**Instructions for the task**:
Update all of these lines by replacing every "chevron-down-icon" with "dropdown-arrow-icon" and keeping everything else unchanged. Leave the pictures out of your answer.

[Stored dataset lines]

▼▼▼

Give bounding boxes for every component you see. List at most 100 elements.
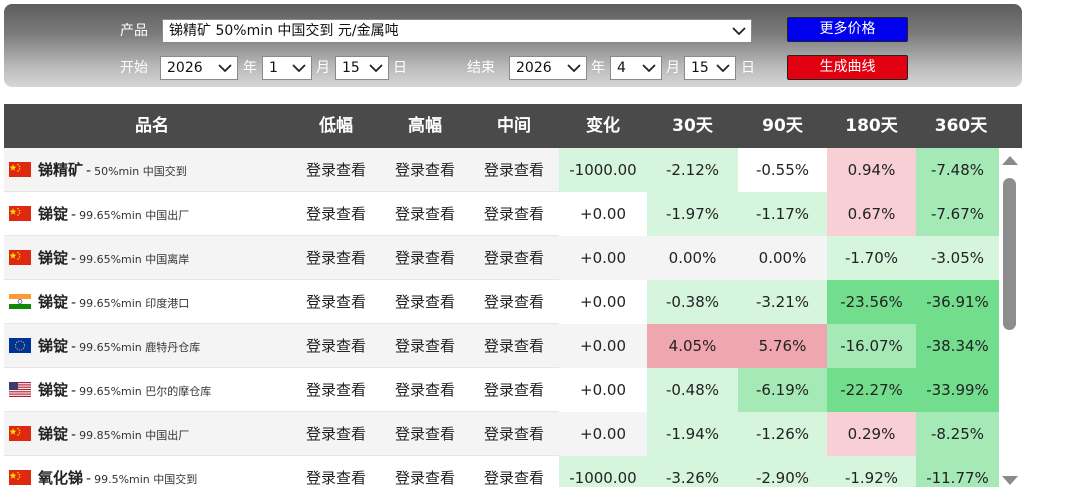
product-name: 锑锭	[38, 425, 69, 443]
table-row[interactable]: 锑锭 -99.65%min 印度港口 登录查看 登录查看 登录查看 +0.00 -0.38%…	[4, 280, 999, 324]
separator: -	[71, 339, 77, 355]
login-to-view-low[interactable]: 登录查看	[293, 236, 379, 280]
product-name-link[interactable]: 锑精矿 -50%min 中国交到	[38, 148, 187, 194]
start-day-unit: 日	[393, 60, 407, 76]
china-flag-icon	[9, 162, 31, 177]
value-change: +0.00	[559, 368, 647, 412]
start-year-value: 2026	[167, 60, 203, 76]
end-day-select[interactable]: 15	[684, 56, 736, 80]
login-to-view-mid[interactable]: 登录查看	[471, 280, 557, 324]
login-to-view-low[interactable]: 登录查看	[293, 412, 379, 456]
login-to-view-mid[interactable]: 登录查看	[471, 192, 557, 236]
separator: -	[71, 295, 77, 311]
login-to-view-high[interactable]: 登录查看	[381, 236, 469, 280]
value-d30: -3.26%	[647, 456, 738, 487]
end-year-select[interactable]: 2026	[509, 56, 587, 80]
product-select[interactable]: 锑精矿 50%min 中国交到 元/金属吨	[162, 19, 752, 43]
value-d30: 0.00%	[647, 236, 738, 280]
product-label: 产品	[120, 23, 148, 39]
value-change: -1000.00	[559, 456, 647, 487]
value-d30: 4.05%	[647, 324, 738, 368]
value-d30: -1.94%	[647, 412, 738, 456]
login-to-view-mid[interactable]: 登录查看	[471, 148, 557, 192]
product-spec: 50%min 中国交到	[94, 165, 187, 178]
price-query-panel: 产品 锑精矿 50%min 中国交到 元/金属吨 更多价格 开始 2026 年 …	[4, 4, 1022, 87]
table-row[interactable]: 氧化锑 -99.5%min 中国交到 登录查看 登录查看 登录查看 -1000.00 -3.…	[4, 456, 999, 487]
start-month-select[interactable]: 1	[262, 56, 312, 80]
header-90d: 90天	[762, 116, 803, 136]
value-d180: 0.94%	[827, 148, 916, 192]
table-row[interactable]: 锑锭 -99.65%min 中国离岸 登录查看 登录查看 登录查看 +0.00 0.00% 0…	[4, 236, 999, 280]
login-to-view-high[interactable]: 登录查看	[381, 368, 469, 412]
header-change: 变化	[586, 116, 620, 136]
chevron-down-icon	[218, 64, 232, 73]
login-to-view-low[interactable]: 登录查看	[293, 456, 379, 487]
login-to-view-high[interactable]: 登录查看	[381, 412, 469, 456]
arrow-up-icon[interactable]	[1002, 156, 1018, 165]
start-day-value: 15	[342, 60, 360, 76]
value-change: -1000.00	[559, 148, 647, 192]
value-d360: -8.25%	[916, 412, 999, 456]
login-to-view-mid[interactable]: 登录查看	[471, 236, 557, 280]
login-to-view-high[interactable]: 登录查看	[381, 148, 469, 192]
login-to-view-high[interactable]: 登录查看	[381, 324, 469, 368]
table-row[interactable]: 锑锭 -99.85%min 中国出厂 登录查看 登录查看 登录查看 +0.00 -1.94%…	[4, 412, 999, 456]
value-d90: -2.90%	[738, 456, 827, 487]
table-row[interactable]: 锑锭 -99.65%min 巴尔的摩仓库 登录查看 登录查看 登录查看 +0.00 -0.4…	[4, 368, 999, 412]
separator: -	[86, 163, 92, 179]
chevron-down-icon	[369, 64, 383, 73]
table-scrollbar[interactable]	[999, 148, 1022, 487]
product-name-link[interactable]: 锑锭 -99.65%min 鹿特丹仓库	[38, 324, 200, 370]
table-row[interactable]: 锑锭 -99.65%min 中国出厂 登录查看 登录查看 登录查看 +0.00 -1.97%…	[4, 192, 999, 236]
separator: -	[71, 207, 77, 223]
scrollbar-thumb[interactable]	[1003, 178, 1016, 330]
product-name-link[interactable]: 锑锭 -99.65%min 印度港口	[38, 280, 189, 326]
product-name-link[interactable]: 锑锭 -99.65%min 中国离岸	[38, 236, 189, 282]
login-to-view-high[interactable]: 登录查看	[381, 280, 469, 324]
value-d90: 0.00%	[738, 236, 827, 280]
arrow-down-icon[interactable]	[1002, 476, 1018, 485]
value-change: +0.00	[559, 280, 647, 324]
end-day-unit: 日	[741, 60, 755, 76]
product-name-link[interactable]: 锑锭 -99.65%min 巴尔的摩仓库	[38, 368, 211, 414]
header-product: 品名	[135, 116, 169, 136]
end-month-select[interactable]: 4	[610, 56, 662, 80]
login-to-view-mid[interactable]: 登录查看	[471, 368, 557, 412]
login-to-view-low[interactable]: 登录查看	[293, 368, 379, 412]
value-d360: -7.48%	[916, 148, 999, 192]
start-month-unit: 月	[316, 60, 330, 76]
product-name-link[interactable]: 锑锭 -99.85%min 中国出厂	[38, 412, 189, 458]
value-change: +0.00	[559, 236, 647, 280]
start-year-select[interactable]: 2026	[160, 56, 238, 80]
login-to-view-high[interactable]: 登录查看	[381, 192, 469, 236]
china-flag-icon	[9, 206, 31, 221]
login-to-view-high[interactable]: 登录查看	[381, 456, 469, 487]
value-d180: -1.70%	[827, 236, 916, 280]
start-month-value: 1	[269, 60, 278, 76]
login-to-view-low[interactable]: 登录查看	[293, 192, 379, 236]
product-name-link[interactable]: 锑锭 -99.65%min 中国出厂	[38, 192, 189, 238]
table-row[interactable]: 锑锭 -99.65%min 鹿特丹仓库 登录查看 登录查看 登录查看 +0.00 4.05%…	[4, 324, 999, 368]
india-flag-icon	[9, 294, 31, 309]
login-to-view-mid[interactable]: 登录查看	[471, 324, 557, 368]
more-prices-button[interactable]: 更多价格	[787, 17, 908, 42]
value-d360: -3.05%	[916, 236, 999, 280]
login-to-view-low[interactable]: 登录查看	[293, 324, 379, 368]
start-day-select[interactable]: 15	[335, 56, 389, 80]
chevron-down-icon	[642, 64, 656, 73]
login-to-view-mid[interactable]: 登录查看	[471, 412, 557, 456]
login-to-view-low[interactable]: 登录查看	[293, 280, 379, 324]
table-row[interactable]: 锑精矿 -50%min 中国交到 登录查看 登录查看 登录查看 -1000.00 -2.12…	[4, 148, 999, 192]
value-d360: -11.77%	[916, 456, 999, 487]
generate-curve-button[interactable]: 生成曲线	[787, 55, 908, 80]
value-d30: -1.97%	[647, 192, 738, 236]
china-flag-icon	[9, 470, 31, 485]
china-flag-icon	[9, 426, 31, 441]
header-high: 高幅	[408, 116, 442, 136]
chevron-down-icon	[567, 64, 581, 73]
login-to-view-mid[interactable]: 登录查看	[471, 456, 557, 487]
product-name-link[interactable]: 氧化锑 -99.5%min 中国交到	[38, 456, 197, 487]
value-d90: 5.76%	[738, 324, 827, 368]
price-table-header: 品名 低幅 高幅 中间 变化 30天 90天 180天 360天	[4, 104, 1022, 148]
login-to-view-low[interactable]: 登录查看	[293, 148, 379, 192]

▲▲▲

**The solution**:
Give bounding boxes for every component you see. List at most 100 elements.
product-name: 锑锭	[38, 425, 69, 443]
table-row[interactable]: 锑锭 -99.65%min 印度港口 登录查看 登录查看 登录查看 +0.00 -0.38%…	[4, 280, 999, 324]
separator: -	[71, 339, 77, 355]
login-to-view-low[interactable]: 登录查看	[293, 236, 379, 280]
product-name-link[interactable]: 锑精矿 -50%min 中国交到	[38, 148, 187, 194]
start-day-unit: 日	[393, 60, 407, 76]
china-flag-icon	[9, 162, 31, 177]
value-change: +0.00	[559, 368, 647, 412]
start-year-value: 2026	[167, 60, 203, 76]
end-day-select[interactable]: 15	[684, 56, 736, 80]
login-to-view-mid[interactable]: 登录查看	[471, 280, 557, 324]
login-to-view-low[interactable]: 登录查看	[293, 412, 379, 456]
login-to-view-mid[interactable]: 登录查看	[471, 192, 557, 236]
separator: -	[71, 295, 77, 311]
login-to-view-high[interactable]: 登录查看	[381, 236, 469, 280]
value-d30: -3.26%	[647, 456, 738, 487]
end-year-select[interactable]: 2026	[509, 56, 587, 80]
product-select[interactable]: 锑精矿 50%min 中国交到 元/金属吨	[162, 19, 752, 43]
value-d30: 0.00%	[647, 236, 738, 280]
product-label: 产品	[120, 23, 148, 39]
value-change: -1000.00	[559, 456, 647, 487]
value-d30: 4.05%	[647, 324, 738, 368]
value-d30: -1.94%	[647, 412, 738, 456]
login-to-view-mid[interactable]: 登录查看	[471, 148, 557, 192]
product-spec: 50%min 中国交到	[94, 165, 187, 178]
price-query-panel: 产品 锑精矿 50%min 中国交到 元/金属吨 更多价格 开始 2026 年 …	[4, 4, 1022, 87]
table-row[interactable]: 氧化锑 -99.5%min 中国交到 登录查看 登录查看 登录查看 -1000.00 -3.…	[4, 456, 999, 487]
start-month-select[interactable]: 1	[262, 56, 312, 80]
header-90d: 90天	[762, 116, 803, 136]
value-d180: 0.94%	[827, 148, 916, 192]
table-row[interactable]: 锑锭 -99.65%min 中国离岸 登录查看 登录查看 登录查看 +0.00 0.00% 0…	[4, 236, 999, 280]
login-to-view-high[interactable]: 登录查看	[381, 368, 469, 412]
header-change: 变化	[586, 116, 620, 136]
dropdown-arrow-icon	[218, 64, 232, 73]
login-to-view-low[interactable]: 登录查看	[293, 456, 379, 487]
login-to-view-high[interactable]: 登录查看	[381, 412, 469, 456]
arrow-up-icon[interactable]	[1002, 156, 1018, 165]
start-day-value: 15	[342, 60, 360, 76]
value-change: -1000.00	[559, 148, 647, 192]
value-d360: -8.25%	[916, 412, 999, 456]
login-to-view-mid[interactable]: 登录查看	[471, 236, 557, 280]
login-to-view-high[interactable]: 登录查看	[381, 148, 469, 192]
login-to-view-high[interactable]: 登录查看	[381, 324, 469, 368]
table-row[interactable]: 锑锭 -99.85%min 中国出厂 登录查看 登录查看 登录查看 +0.00 -1.94%…	[4, 412, 999, 456]
value-d90: -2.90%	[738, 456, 827, 487]
table-row[interactable]: 锑锭 -99.65%min 巴尔的摩仓库 登录查看 登录查看 登录查看 +0.00 -0.4…	[4, 368, 999, 412]
separator: -	[86, 163, 92, 179]
dropdown-arrow-icon	[369, 64, 383, 73]
table-scrollbar[interactable]	[999, 148, 1022, 487]
product-name-link[interactable]: 锑锭 -99.65%min 鹿特丹仓库	[38, 324, 200, 370]
table-row[interactable]: 锑锭 -99.65%min 中国出厂 登录查看 登录查看 登录查看 +0.00 -1.97%…	[4, 192, 999, 236]
separator: -	[71, 207, 77, 223]
scrollbar-thumb[interactable]	[1003, 178, 1016, 330]
product-name-link[interactable]: 锑锭 -99.65%min 印度港口	[38, 280, 189, 326]
product-name-link[interactable]: 锑锭 -99.65%min 中国离岸	[38, 236, 189, 282]
login-to-view-high[interactable]: 登录查看	[381, 280, 469, 324]
value-d90: 0.00%	[738, 236, 827, 280]
arrow-down-icon[interactable]	[1002, 476, 1018, 485]
value-change: +0.00	[559, 280, 647, 324]
end-day-unit: 日	[741, 60, 755, 76]
product-name-link[interactable]: 锑锭 -99.65%min 巴尔的摩仓库	[38, 368, 211, 414]
header-product: 品名	[135, 116, 169, 136]
end-month-select[interactable]: 4	[610, 56, 662, 80]
login-to-view-mid[interactable]: 登录查看	[471, 368, 557, 412]
login-to-view-low[interactable]: 登录查看	[293, 368, 379, 412]
value-d360: -7.48%	[916, 148, 999, 192]
start-month-unit: 月	[316, 60, 330, 76]
product-name-link[interactable]: 锑锭 -99.85%min 中国出厂	[38, 412, 189, 458]
value-change: +0.00	[559, 236, 647, 280]
start-year-select[interactable]: 2026	[160, 56, 238, 80]
login-to-view-high[interactable]: 登录查看	[381, 192, 469, 236]
china-flag-icon	[9, 206, 31, 221]
login-to-view-high[interactable]: 登录查看	[381, 456, 469, 487]
value-d180: -1.70%	[827, 236, 916, 280]
start-month-value: 1	[269, 60, 278, 76]
login-to-view-low[interactable]: 登录查看	[293, 192, 379, 236]
product-name-link[interactable]: 锑锭 -99.65%min 中国出厂	[38, 192, 189, 238]
table-row[interactable]: 锑锭 -99.65%min 鹿特丹仓库 登录查看 登录查看 登录查看 +0.00 4.05%…	[4, 324, 999, 368]
india-flag-icon	[9, 294, 31, 309]
login-to-view-mid[interactable]: 登录查看	[471, 324, 557, 368]
more-prices-button[interactable]: 更多价格	[787, 17, 908, 42]
value-d360: -3.05%	[916, 236, 999, 280]
login-to-view-low[interactable]: 登录查看	[293, 324, 379, 368]
start-day-select[interactable]: 15	[335, 56, 389, 80]
dropdown-arrow-icon	[642, 64, 656, 73]
login-to-view-mid[interactable]: 登录查看	[471, 412, 557, 456]
login-to-view-low[interactable]: 登录查看	[293, 280, 379, 324]
table-row[interactable]: 锑精矿 -50%min 中国交到 登录查看 登录查看 登录查看 -1000.00 -2.12…	[4, 148, 999, 192]
value-d360: -11.77%	[916, 456, 999, 487]
generate-curve-button[interactable]: 生成曲线	[787, 55, 908, 80]
value-d30: -1.97%	[647, 192, 738, 236]
china-flag-icon	[9, 470, 31, 485]
china-flag-icon	[9, 426, 31, 441]
header-high: 高幅	[408, 116, 442, 136]
dropdown-arrow-icon	[567, 64, 581, 73]
login-to-view-mid[interactable]: 登录查看	[471, 456, 557, 487]
product-name-link[interactable]: 氧化锑 -99.5%min 中国交到	[38, 456, 197, 487]
value-d90: 5.76%	[738, 324, 827, 368]
price-table-header: 品名 低幅 高幅 中间 变化 30天 90天 180天 360天	[4, 104, 1022, 148]
login-to-view-low[interactable]: 登录查看	[293, 148, 379, 192]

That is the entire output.